• **TO DO**: Pull each line holding "checked" out of the entries below.
=== DATASET ROWS ===
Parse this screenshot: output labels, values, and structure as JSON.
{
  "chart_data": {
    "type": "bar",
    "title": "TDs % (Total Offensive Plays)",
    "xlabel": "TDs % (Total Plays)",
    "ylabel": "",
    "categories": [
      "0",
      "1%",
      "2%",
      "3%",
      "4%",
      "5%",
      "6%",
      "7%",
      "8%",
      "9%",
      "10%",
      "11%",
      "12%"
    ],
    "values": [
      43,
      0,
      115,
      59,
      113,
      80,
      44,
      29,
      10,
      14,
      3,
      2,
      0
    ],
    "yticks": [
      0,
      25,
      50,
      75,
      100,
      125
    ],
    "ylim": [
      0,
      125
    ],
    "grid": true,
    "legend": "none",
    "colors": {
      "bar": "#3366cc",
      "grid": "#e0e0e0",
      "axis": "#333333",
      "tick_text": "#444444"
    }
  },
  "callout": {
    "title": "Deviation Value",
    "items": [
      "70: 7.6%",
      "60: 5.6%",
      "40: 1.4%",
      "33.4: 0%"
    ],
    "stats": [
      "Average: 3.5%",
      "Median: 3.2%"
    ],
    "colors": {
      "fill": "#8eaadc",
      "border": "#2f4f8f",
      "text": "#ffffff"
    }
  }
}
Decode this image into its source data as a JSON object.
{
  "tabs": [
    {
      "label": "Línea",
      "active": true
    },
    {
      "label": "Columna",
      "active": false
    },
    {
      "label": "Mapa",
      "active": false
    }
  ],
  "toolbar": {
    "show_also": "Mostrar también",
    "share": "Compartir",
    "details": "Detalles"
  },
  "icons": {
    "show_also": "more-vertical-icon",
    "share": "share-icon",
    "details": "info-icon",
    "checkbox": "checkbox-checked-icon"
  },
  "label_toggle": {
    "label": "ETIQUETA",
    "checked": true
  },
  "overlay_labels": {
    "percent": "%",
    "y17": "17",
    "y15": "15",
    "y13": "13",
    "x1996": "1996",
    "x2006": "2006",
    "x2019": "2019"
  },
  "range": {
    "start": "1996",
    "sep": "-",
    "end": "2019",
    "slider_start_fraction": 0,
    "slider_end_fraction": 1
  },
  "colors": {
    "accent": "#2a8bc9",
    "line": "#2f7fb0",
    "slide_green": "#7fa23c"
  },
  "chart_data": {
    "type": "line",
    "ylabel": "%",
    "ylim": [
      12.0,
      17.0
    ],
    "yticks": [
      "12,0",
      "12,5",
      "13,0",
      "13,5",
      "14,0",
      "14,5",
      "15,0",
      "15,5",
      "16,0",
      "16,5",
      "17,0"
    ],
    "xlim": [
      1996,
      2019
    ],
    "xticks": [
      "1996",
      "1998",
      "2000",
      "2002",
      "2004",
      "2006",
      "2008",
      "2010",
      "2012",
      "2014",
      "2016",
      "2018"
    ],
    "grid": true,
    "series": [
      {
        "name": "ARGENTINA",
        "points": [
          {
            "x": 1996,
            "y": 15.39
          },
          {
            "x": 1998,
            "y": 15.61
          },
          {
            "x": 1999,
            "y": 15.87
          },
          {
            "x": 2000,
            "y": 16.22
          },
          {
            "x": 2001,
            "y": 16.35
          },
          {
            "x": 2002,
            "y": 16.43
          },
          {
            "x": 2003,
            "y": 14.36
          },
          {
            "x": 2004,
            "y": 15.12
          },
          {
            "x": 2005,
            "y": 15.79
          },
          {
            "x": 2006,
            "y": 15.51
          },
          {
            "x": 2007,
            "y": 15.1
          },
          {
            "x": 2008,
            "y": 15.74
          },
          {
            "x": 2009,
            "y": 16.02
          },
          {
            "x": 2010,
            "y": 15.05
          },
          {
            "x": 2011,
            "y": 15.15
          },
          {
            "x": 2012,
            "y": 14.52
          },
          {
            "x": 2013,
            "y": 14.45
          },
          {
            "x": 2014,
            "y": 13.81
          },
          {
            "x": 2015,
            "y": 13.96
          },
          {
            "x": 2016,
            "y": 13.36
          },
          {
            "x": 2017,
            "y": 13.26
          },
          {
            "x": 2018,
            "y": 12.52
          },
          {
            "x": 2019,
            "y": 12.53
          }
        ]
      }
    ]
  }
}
===
• **TASK SOLUTION**:
    "checkbox": "checkbox-checked-icon"
    "checked": true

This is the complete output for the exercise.